--- Begin Data for this exercise ---

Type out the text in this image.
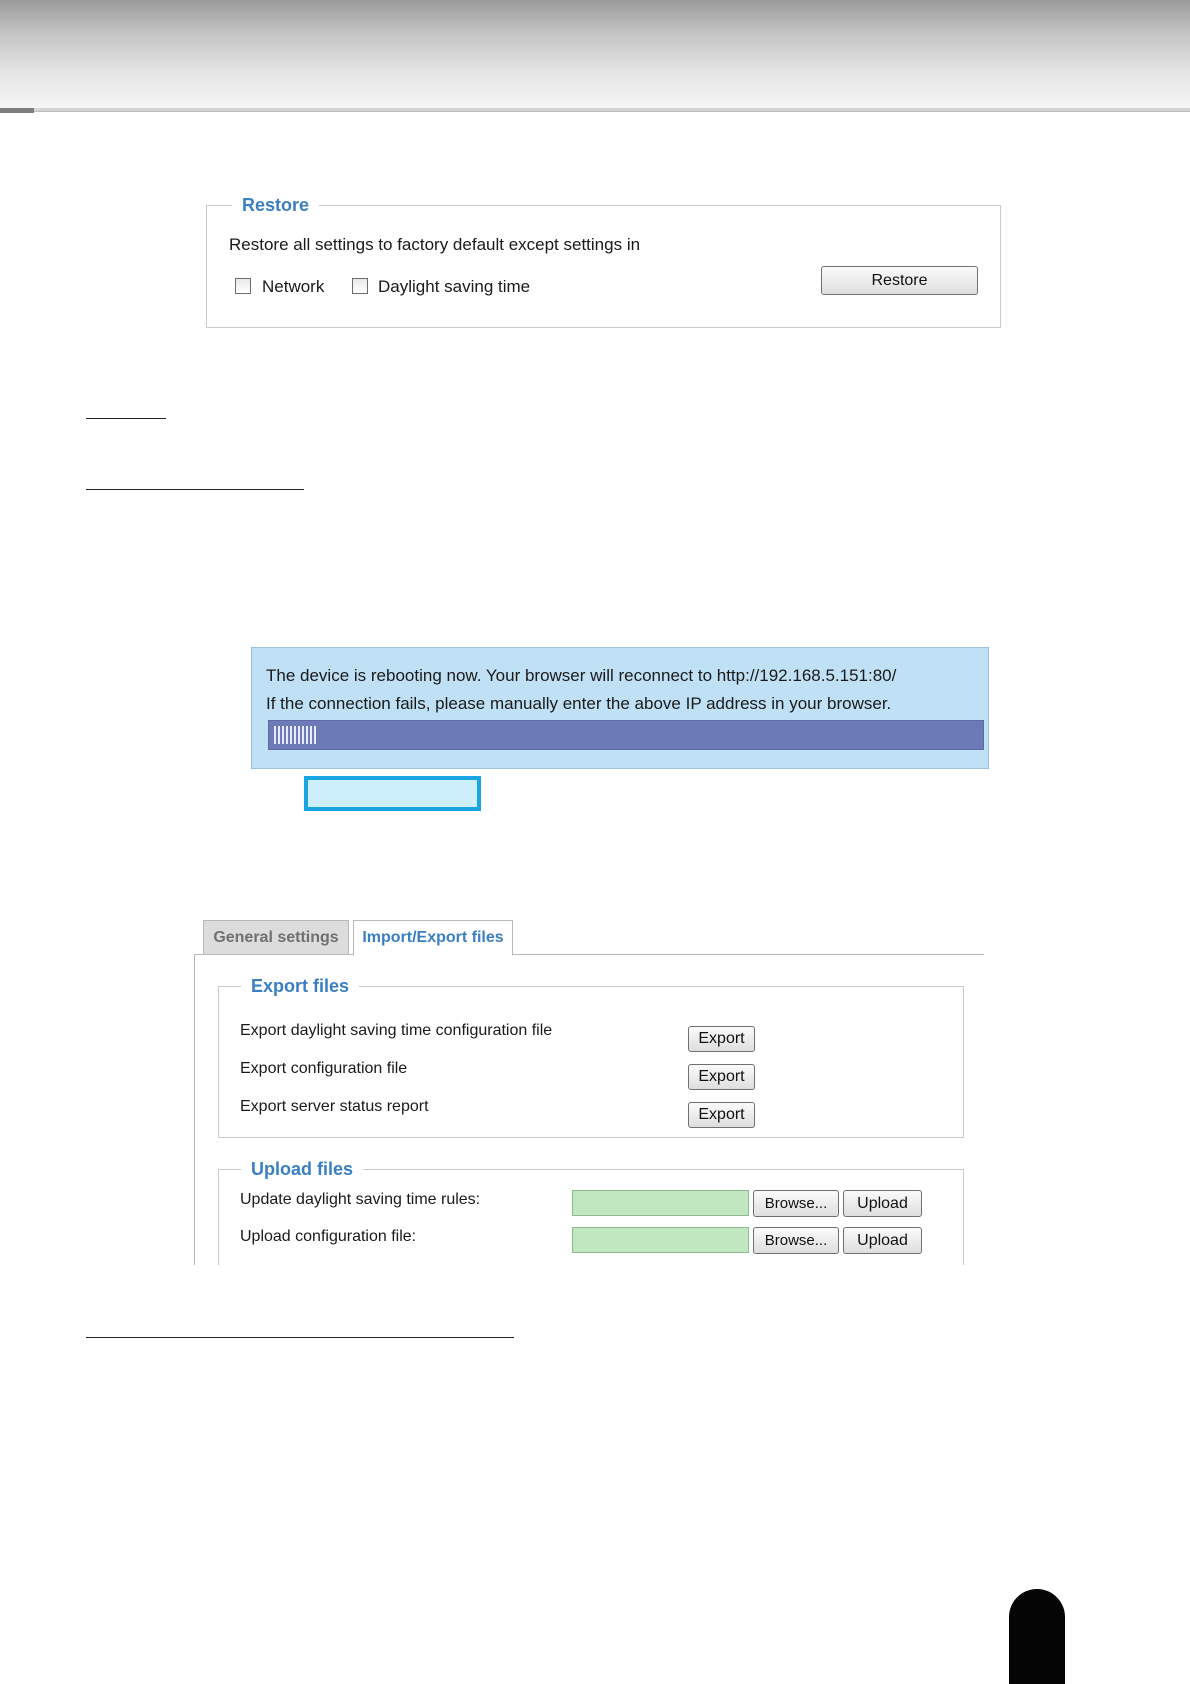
Restore
Restore all settings to factory default except settings in
Network	Daylight saving time	Restore
The device is rebooting now. Your browser will reconnect to http://192.168.5.151:80/
If the connection fails, please manually enter the above IP address in your browser.
General settings	Import/Export files
Export files
Export daylight saving time configuration file	Export
Export configuration file	Export
Export server status report	Export
Upload files
Update daylight saving time rules:	Browse...	Upload
Upload configuration file:	Browse...	Upload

--- End Data for this exercise ---

### Task requirements
In the listing above, locate each line with "browser" and copy it.

### Output below
The device is rebooting now. Your browser will reconnect to http://192.168.5.151:80/
If the connection fails, please manually enter the above IP address in your browser.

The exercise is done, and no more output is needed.